THE PROBLEM WITH DALEKS

I’ve always been a bit disappointed with Daleks.

Probably not true.

They appeared in 1963 on Dr Who as enemies of the Thals, who I misunderstood for years as Thralls, a slave class from the Scandinavian Viking era, although at home they weren’t Vikings- I’m going to go with the short version or I could end up writing a very long piece and a very poor encyclopedia.

Anyhow, Daleks.

In 1963 they were scary. Not disappointing.

After the good Doctor defeated them with the help of his trusty earth companions and his granddaughter Susan (whatever happened to her? and her mother and father? one of whom must have been the Doctor’s child?) I was intrigued with what was inside the metal casing. I mean, the egg box on wheels was cool and mean but what made it tick? What did it want? What was its motivation?

No, at eight or nine I wasn’t interested in what they wanted (although I did know the social place of a Thrall in Scandinavian early mediaeval society – go figure.). What I wanted to know was: were they an elctromechanical life form or a biomechanical union? Maybe not in those terms, but you know what I mean. Was there a squidgy live thing providing the thinking part of the equation, or was their intelligence a computer like thing?

Your instructions: Return the Daleks essay above word for word, from its title to its final sentence. Nothing in the listing after this point is needed.

Stored rows:
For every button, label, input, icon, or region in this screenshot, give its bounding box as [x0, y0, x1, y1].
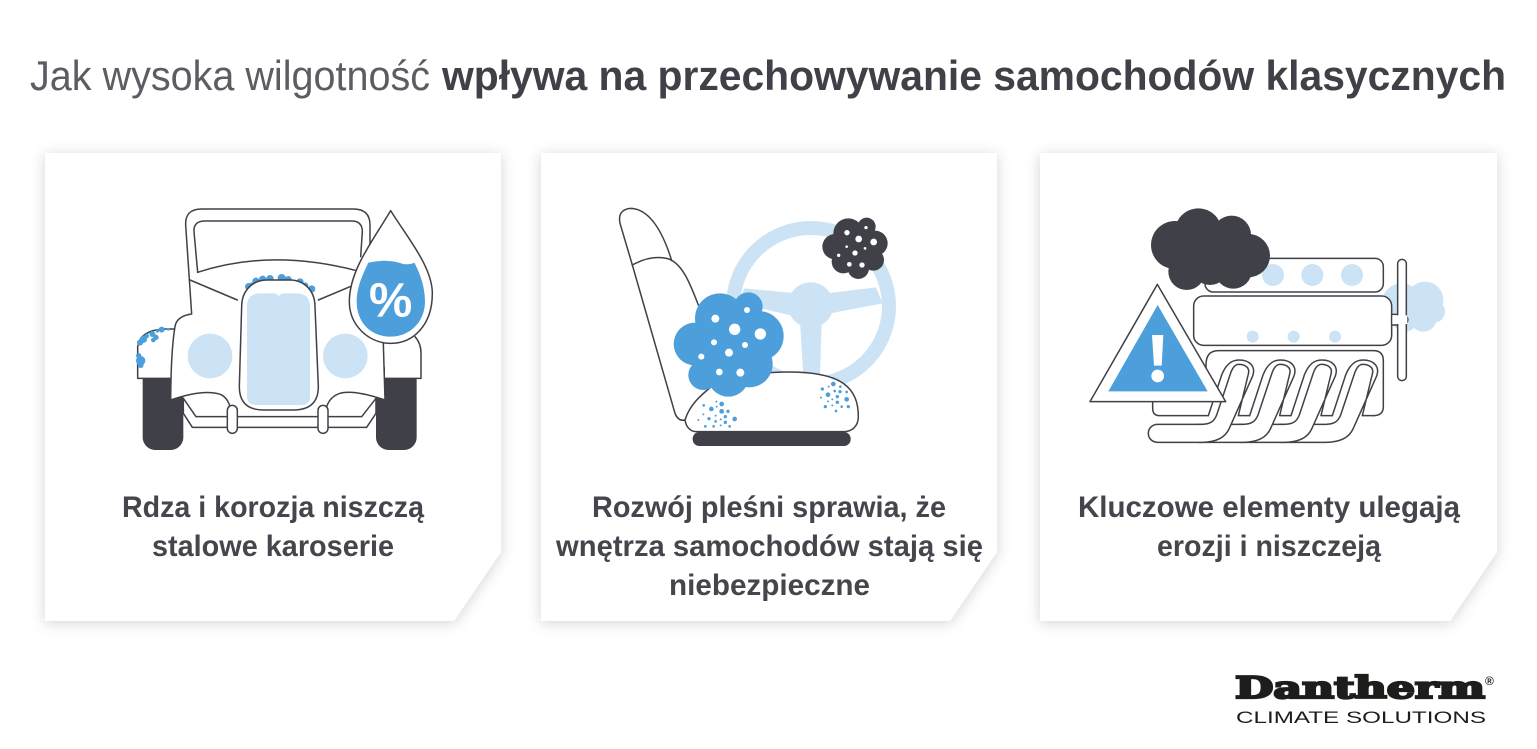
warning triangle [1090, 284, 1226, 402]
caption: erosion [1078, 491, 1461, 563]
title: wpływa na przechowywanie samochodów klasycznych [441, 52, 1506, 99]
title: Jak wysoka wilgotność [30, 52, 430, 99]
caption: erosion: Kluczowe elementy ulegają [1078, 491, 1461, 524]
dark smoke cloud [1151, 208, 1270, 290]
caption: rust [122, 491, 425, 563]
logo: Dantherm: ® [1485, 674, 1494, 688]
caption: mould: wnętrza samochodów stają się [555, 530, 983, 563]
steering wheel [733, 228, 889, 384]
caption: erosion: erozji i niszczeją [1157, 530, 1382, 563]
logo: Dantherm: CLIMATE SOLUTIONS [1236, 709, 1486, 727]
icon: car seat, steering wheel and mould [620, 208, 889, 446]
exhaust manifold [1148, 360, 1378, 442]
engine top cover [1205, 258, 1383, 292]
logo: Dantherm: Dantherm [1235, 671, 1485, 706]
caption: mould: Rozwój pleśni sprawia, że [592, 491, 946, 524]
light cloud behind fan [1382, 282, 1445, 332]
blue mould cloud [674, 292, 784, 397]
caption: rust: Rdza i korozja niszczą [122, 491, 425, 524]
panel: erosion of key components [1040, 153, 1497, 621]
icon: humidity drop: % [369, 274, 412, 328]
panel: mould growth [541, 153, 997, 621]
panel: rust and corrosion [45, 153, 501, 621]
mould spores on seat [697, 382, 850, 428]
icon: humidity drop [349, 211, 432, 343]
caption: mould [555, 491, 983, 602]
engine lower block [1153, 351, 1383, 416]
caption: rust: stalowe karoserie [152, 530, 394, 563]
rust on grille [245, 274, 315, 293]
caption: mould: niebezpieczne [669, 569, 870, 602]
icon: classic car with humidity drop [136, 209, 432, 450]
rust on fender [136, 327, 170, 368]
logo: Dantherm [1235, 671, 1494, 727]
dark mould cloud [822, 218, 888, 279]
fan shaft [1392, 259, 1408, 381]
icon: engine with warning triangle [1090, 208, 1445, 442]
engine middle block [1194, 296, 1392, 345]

Task solution:
THE PROBLEM WITH DALEKS

I’ve always been a bit disappointed with Daleks.

Probably not true.

They appeared in 1963 on Dr Who as enemies of the Thals, who I misunderstood for years as Thralls, a slave class from the Scandinavian Viking era, although at home they weren’t Vikings- I’m going to go with the short version or I could end up writing a very long piece and a very poor encyclopedia.

Anyhow, Daleks.

In 1963 they were scary. Not disappointing.

After the good Doctor defeated them with the help of his trusty earth companions and his granddaughter Susan (whatever happened to her? and her mother and father? one of whom must have been the Doctor’s child?) I was intrigued with what was inside the metal casing. I mean, the egg box on wheels was cool and mean but what made it tick? What did it want? What was its motivation?

No, at eight or nine I wasn’t interested in what they wanted (although I did know the social place of a Thrall in Scandinavian early mediaeval society – go figure.). What I wanted to know was: were they an elctromechanical life form or a biomechanical union? Maybe not in those terms, but you know what I mean. Was there a squidgy live thing providing the thinking part of the equation, or was their intelligence a computer like thing?